Below is a listing to write out in full, exactly as given, without its pictures.

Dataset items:

+++

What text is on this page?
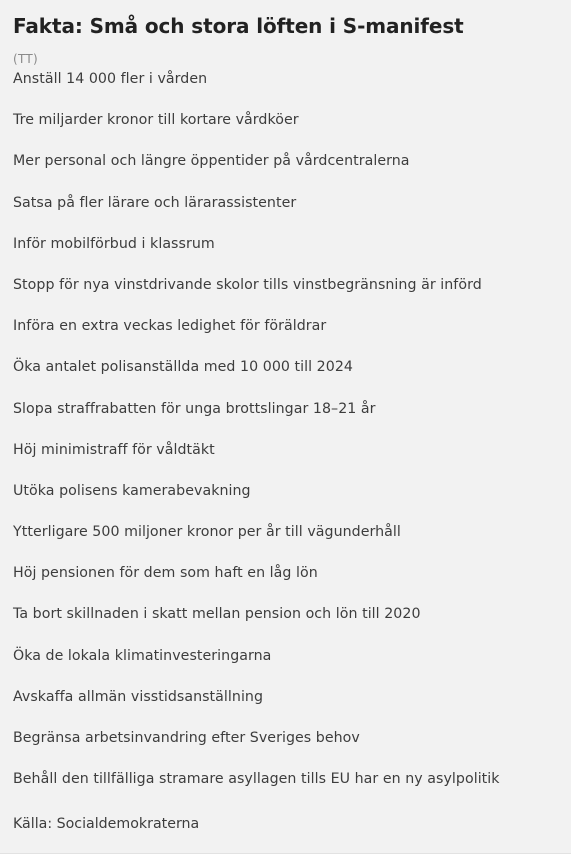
Fakta: Små och stora löften i S-manifest
(TT)
Anställ 14 000 fler i vården
Tre miljarder kronor till kortare vårdköer
Mer personal och längre öppentider på vårdcentralerna
Satsa på fler lärare och lärarassistenter
Inför mobilförbud i klassrum
Stopp för nya vinstdrivande skolor tills vinstbegränsning är införd
Införa en extra veckas ledighet för föräldrar
Öka antalet polisanställda med 10 000 till 2024
Slopa straffrabatten för unga brottslingar 18–21 år
Höj minimistraff för våldtäkt
Utöka polisens kamerabevakning
Ytterligare 500 miljoner kronor per år till vägunderhåll
Höj pensionen för dem som haft en låg lön
Ta bort skillnaden i skatt mellan pension och lön till 2020
Öka de lokala klimatinvesteringarna
Avskaffa allmän visstidsanställning
Begränsa arbetsinvandring efter Sveriges behov
Behåll den tillfälliga stramare asyllagen tills EU har en ny asylpolitik
Källa: Socialdemokraterna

+++

**Worked answer**:
What text is on this page?
Fakta: Små och stora löften i S-manifest
(TT)
Anställ 14 000 fler i vården
Tre miljarder kronor till kortare vårdköer
Mer personal och längre öppentider på vårdcentralerna
Satsa på fler lärare och lärarassistenter
Inför mobilförbud i klassrum
Stopp för nya vinstdrivande skolor tills vinstbegränsning är införd
Införa en extra veckas ledighet för föräldrar
Öka antalet polisanställda med 10 000 till 2024
Slopa straffrabatten för unga brottslingar 18–21 år
Höj minimistraff för våldtäkt
Utöka polisens kamerabevakning
Ytterligare 500 miljoner kronor per år till vägunderhåll
Höj pensionen för dem som haft en låg lön
Ta bort skillnaden i skatt mellan pension och lön till 2020
Öka de lokala klimatinvesteringarna
Avskaffa allmän visstidsanställning
Begränsa arbetsinvandring efter Sveriges behov
Behåll den tillfälliga stramare asyllagen tills EU har en ny asylpolitik
Källa: Socialdemokraterna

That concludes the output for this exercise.